**Available records**:
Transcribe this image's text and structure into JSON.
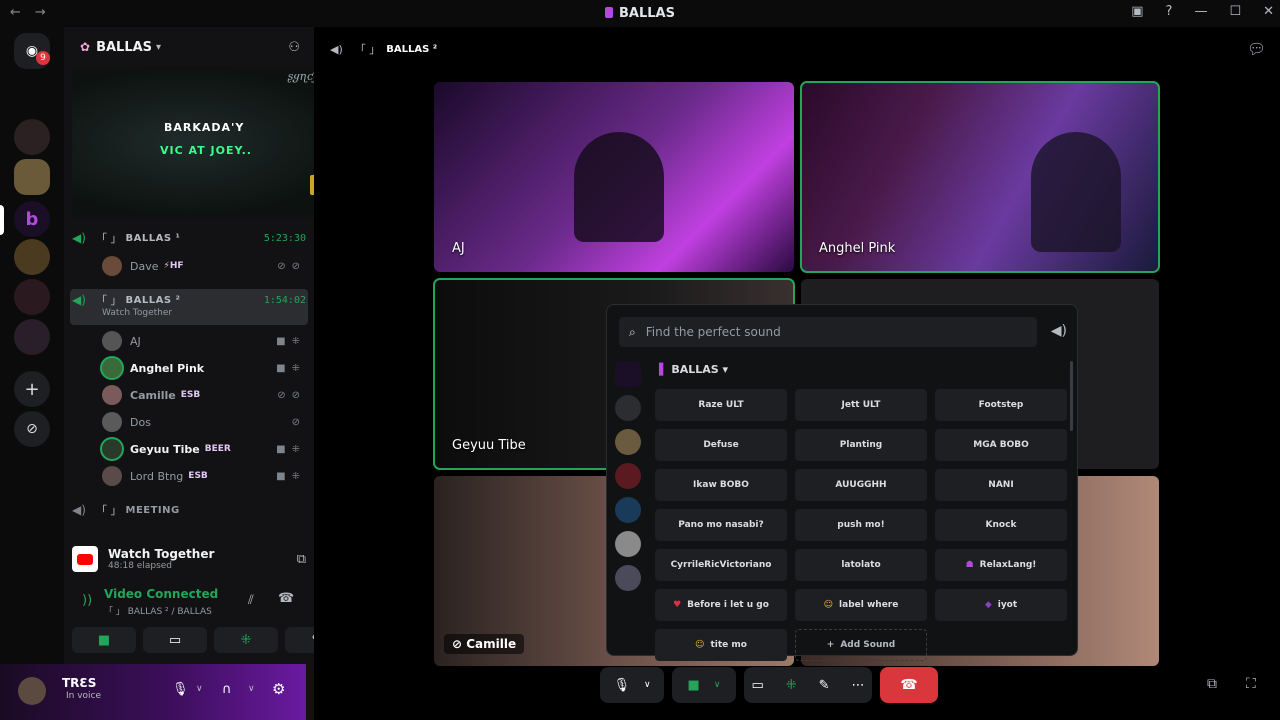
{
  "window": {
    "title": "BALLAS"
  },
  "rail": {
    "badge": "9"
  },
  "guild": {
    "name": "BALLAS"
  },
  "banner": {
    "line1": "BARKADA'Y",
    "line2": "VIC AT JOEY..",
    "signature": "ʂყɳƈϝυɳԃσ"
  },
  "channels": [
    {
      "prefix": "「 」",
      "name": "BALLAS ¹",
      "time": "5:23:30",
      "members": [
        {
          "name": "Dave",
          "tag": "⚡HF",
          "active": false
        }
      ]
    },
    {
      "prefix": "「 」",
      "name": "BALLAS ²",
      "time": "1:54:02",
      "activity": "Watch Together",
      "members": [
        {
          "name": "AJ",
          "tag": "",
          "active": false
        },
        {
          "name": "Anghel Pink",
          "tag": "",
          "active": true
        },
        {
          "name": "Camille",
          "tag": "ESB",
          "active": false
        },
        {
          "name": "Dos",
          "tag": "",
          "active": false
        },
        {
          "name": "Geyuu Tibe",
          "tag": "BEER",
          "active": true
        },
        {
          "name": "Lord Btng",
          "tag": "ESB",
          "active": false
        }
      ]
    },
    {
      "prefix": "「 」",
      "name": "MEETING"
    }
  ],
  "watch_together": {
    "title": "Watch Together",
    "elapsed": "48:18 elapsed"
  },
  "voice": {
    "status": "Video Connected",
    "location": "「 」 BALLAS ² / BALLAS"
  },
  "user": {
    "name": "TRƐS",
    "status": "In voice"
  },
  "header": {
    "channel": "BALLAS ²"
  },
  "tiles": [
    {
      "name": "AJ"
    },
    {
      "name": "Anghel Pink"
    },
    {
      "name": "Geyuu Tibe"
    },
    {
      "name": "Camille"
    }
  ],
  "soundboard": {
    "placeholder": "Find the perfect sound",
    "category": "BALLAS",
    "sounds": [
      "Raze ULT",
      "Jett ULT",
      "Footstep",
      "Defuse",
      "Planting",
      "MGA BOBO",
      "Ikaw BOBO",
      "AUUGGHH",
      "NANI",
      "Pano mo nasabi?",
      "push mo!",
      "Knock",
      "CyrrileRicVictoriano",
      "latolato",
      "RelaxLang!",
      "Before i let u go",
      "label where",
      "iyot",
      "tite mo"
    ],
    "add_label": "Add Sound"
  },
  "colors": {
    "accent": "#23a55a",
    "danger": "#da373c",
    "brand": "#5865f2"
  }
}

**Given problem**: From the entries above, extract every line where the word "BALLAS" appears.

**Reply**:
    "title": "BALLAS"
    "name": "BALLAS"
      "name": "BALLAS ¹",
      "name": "BALLAS ²",
    "location": "「 」 BALLAS ² / BALLAS"
    "channel": "BALLAS ²"
    "category": "BALLAS",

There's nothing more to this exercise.